> _Do this_
Copy out each line that has "screenshot" in it.

** begin **

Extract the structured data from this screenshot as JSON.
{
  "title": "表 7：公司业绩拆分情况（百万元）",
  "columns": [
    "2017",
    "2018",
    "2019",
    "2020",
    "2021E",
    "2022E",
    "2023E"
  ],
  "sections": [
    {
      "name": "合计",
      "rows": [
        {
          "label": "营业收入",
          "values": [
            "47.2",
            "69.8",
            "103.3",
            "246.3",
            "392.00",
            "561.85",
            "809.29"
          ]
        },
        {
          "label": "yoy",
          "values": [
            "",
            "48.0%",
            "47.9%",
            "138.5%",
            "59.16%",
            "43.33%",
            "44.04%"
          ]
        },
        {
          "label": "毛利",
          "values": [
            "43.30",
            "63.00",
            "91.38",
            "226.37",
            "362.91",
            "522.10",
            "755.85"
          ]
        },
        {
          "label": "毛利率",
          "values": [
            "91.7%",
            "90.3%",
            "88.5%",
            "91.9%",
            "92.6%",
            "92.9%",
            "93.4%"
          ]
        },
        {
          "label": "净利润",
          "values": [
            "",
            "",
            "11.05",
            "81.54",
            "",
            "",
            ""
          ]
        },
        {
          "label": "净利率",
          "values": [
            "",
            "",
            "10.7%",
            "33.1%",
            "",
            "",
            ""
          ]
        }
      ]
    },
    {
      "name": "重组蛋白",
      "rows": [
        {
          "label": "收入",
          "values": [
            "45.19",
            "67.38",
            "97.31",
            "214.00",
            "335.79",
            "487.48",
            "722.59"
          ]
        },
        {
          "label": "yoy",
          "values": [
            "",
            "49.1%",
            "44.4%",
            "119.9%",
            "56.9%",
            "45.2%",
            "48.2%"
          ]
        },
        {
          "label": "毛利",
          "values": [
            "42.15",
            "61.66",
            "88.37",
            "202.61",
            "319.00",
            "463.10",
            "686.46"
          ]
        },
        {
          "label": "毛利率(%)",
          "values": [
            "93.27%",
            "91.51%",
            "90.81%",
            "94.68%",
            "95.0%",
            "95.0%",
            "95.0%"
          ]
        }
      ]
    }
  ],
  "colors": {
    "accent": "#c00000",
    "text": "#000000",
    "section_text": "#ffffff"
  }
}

** end **
** begin **

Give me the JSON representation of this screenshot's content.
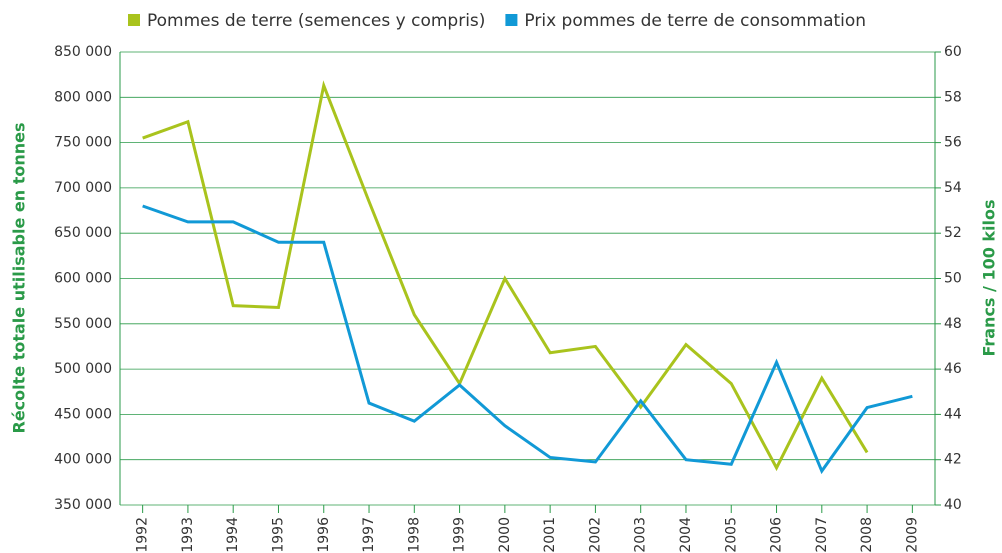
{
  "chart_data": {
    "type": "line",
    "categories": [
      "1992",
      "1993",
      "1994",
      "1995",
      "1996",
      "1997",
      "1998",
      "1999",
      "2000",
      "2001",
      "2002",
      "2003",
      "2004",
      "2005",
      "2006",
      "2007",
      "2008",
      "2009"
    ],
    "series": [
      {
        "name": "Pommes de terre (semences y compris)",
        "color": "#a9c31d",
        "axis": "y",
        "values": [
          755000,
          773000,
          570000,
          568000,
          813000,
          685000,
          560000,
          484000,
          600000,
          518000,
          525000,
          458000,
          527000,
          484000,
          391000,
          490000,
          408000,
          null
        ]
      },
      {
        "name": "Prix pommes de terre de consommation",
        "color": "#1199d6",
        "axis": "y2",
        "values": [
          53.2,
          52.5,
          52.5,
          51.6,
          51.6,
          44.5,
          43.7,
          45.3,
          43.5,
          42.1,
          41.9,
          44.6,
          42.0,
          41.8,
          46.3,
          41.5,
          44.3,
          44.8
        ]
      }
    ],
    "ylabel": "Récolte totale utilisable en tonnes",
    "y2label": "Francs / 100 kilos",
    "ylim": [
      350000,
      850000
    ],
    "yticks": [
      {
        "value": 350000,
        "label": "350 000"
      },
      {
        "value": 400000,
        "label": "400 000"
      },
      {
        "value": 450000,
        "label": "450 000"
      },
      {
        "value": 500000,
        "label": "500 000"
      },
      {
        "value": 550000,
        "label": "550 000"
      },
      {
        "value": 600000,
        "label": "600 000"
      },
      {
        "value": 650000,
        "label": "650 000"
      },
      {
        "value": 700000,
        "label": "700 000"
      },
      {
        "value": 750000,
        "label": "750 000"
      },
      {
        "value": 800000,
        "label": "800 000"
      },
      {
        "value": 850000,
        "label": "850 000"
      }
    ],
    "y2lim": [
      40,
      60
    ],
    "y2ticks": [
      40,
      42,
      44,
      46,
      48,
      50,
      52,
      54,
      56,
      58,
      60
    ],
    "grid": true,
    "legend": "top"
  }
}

** end **
** begin **

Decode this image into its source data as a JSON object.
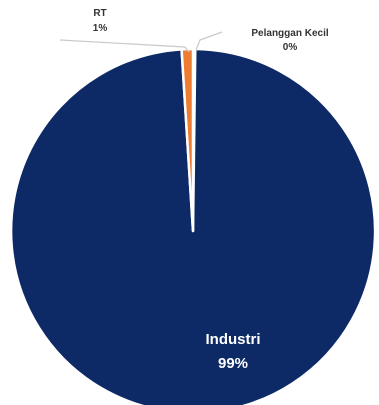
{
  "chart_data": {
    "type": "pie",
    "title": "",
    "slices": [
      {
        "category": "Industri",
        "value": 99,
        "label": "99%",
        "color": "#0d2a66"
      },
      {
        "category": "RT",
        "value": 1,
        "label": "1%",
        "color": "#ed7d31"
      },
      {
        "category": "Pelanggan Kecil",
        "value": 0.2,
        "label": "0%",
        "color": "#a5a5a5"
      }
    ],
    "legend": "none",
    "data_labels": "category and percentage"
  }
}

** end **

> _Expected answer_
Extract the structured data from this screenshot as JSON.
Give me the JSON representation of this screenshot's content.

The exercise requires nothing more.